■ **DIRECTIVE**
Which lines below contain the string "heading"? Extract each of them.
*** AVAILABLE DATA
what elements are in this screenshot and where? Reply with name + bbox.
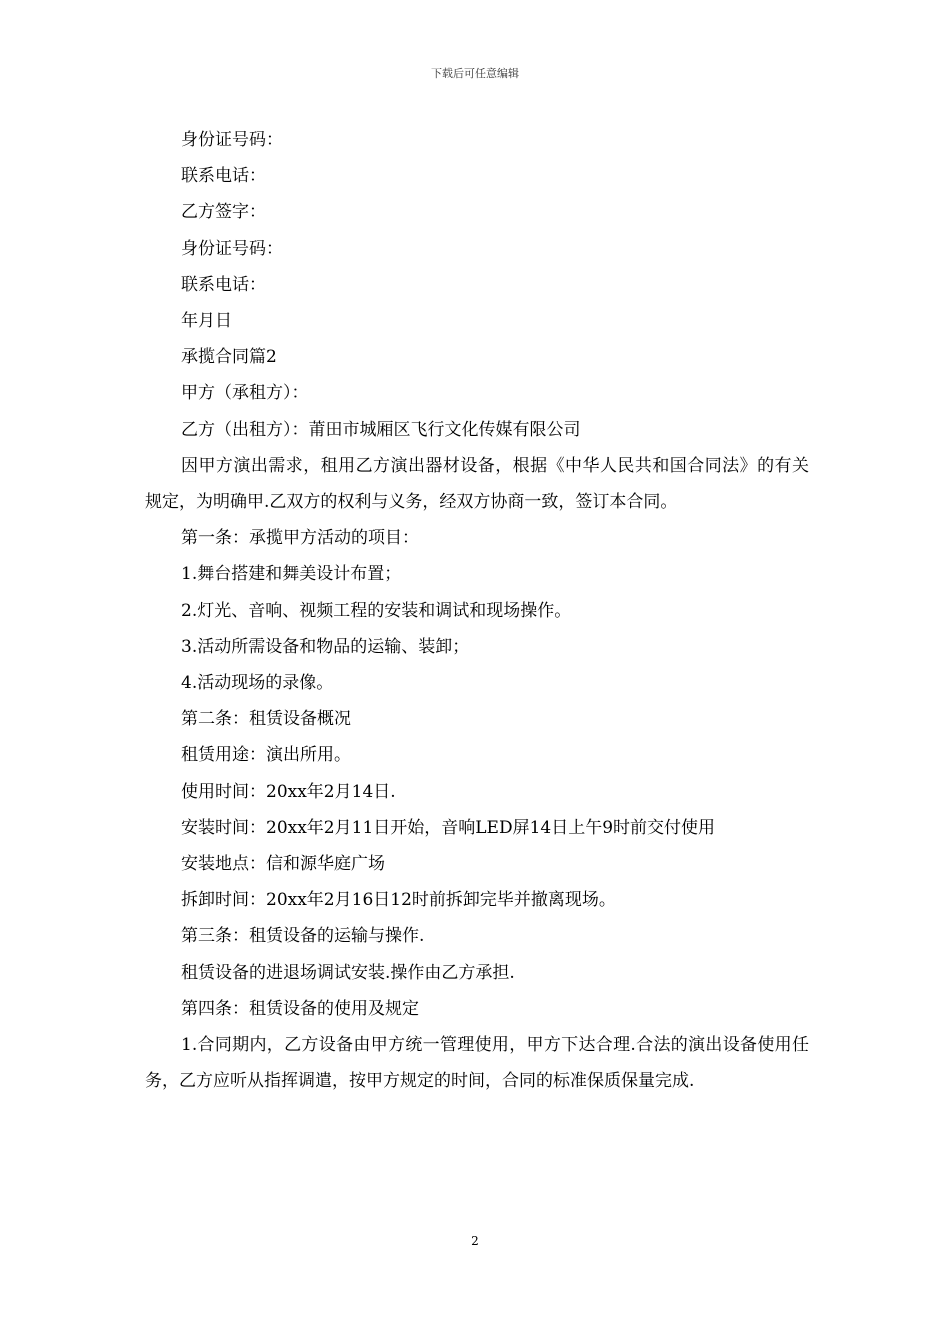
article-4-item-1: 1.合同期内，乙方设备由甲方统一管理使用，甲方下达合理.合法的演出设备使用任务，乙方应听从指挥调遣，按甲方规定的时间，合同的标准保质保量完成. [145,1035,809,1092]
article-1-item-4: 4.活动现场的录像。 [181,673,334,694]
article-4-heading: 第四条：租赁设备的使用及规定 [181,998,419,1019]
contract-section-title: 承揽合同篇2 [181,347,277,368]
usage-time-line: 使用时间：20xx年2月14日. [181,781,396,802]
article-1-item-2: 2.灯光、音响、视频工程的安装和调试和现场操作。 [181,600,572,621]
page-header: 下载后可任意编辑 [431,67,519,80]
document-body [145,122,809,1099]
dismantle-time-line: 拆卸时间：20xx年2月16日12时前拆卸完毕并撤离现场。 [181,890,616,911]
party-b-line: 乙方（出租方）：莆田市城厢区飞行文化传媒有限公司 [181,419,581,440]
install-location-line: 安装地点：信和源华庭广场 [181,854,385,875]
id-number-line-1: 身份证号码： [181,130,283,150]
article-3-heading: 第三条：租赁设备的运输与操作. [181,926,425,947]
rental-purpose-line: 租赁用途：演出所用。 [181,745,351,766]
install-time-line: 安装时间：20xx年2月11日开始，音响LED屏14日上午9时前交付使用 [181,817,716,838]
article-3-body: 租赁设备的进退场调试安装.操作由乙方承担. [181,962,515,983]
article-1-item-1: 1.舞台搭建和舞美设计布置； [181,564,402,585]
id-number-line-2: 身份证号码： [181,238,283,259]
article-2-heading: 第二条：租赁设备概况 [181,709,351,730]
phone-line-2: 联系电话： [181,274,266,295]
article-1-heading: 第一条：承揽甲方活动的项目： [181,528,419,549]
phone-line-1: 联系电话： [181,166,266,187]
article-1-item-3: 3.活动所需设备和物品的运输、装卸； [181,636,470,657]
party-b-signature-line: 乙方签字： [181,202,266,223]
date-line: 年月日 [181,311,232,332]
intro-paragraph: 因甲方演出需求，租用乙方演出器材设备，根据《中华人民共和国合同法》的有关规定，为明确甲.乙双方的权利与义务，经双方协商一致，签订本合同。 [145,455,809,513]
page-number: 2 [471,1234,479,1248]
party-a-line: 甲方（承租方）： [181,383,309,404]
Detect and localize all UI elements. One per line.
******
■ **CORRECT ANSWER**
article-4-heading: 第四条：租赁设备的使用及规定 [181,998,419,1019]
article-3-heading: 第三条：租赁设备的运输与操作. [181,926,425,947]
article-2-heading: 第二条：租赁设备概况 [181,709,351,730]
article-1-heading: 第一条：承揽甲方活动的项目： [181,528,419,549]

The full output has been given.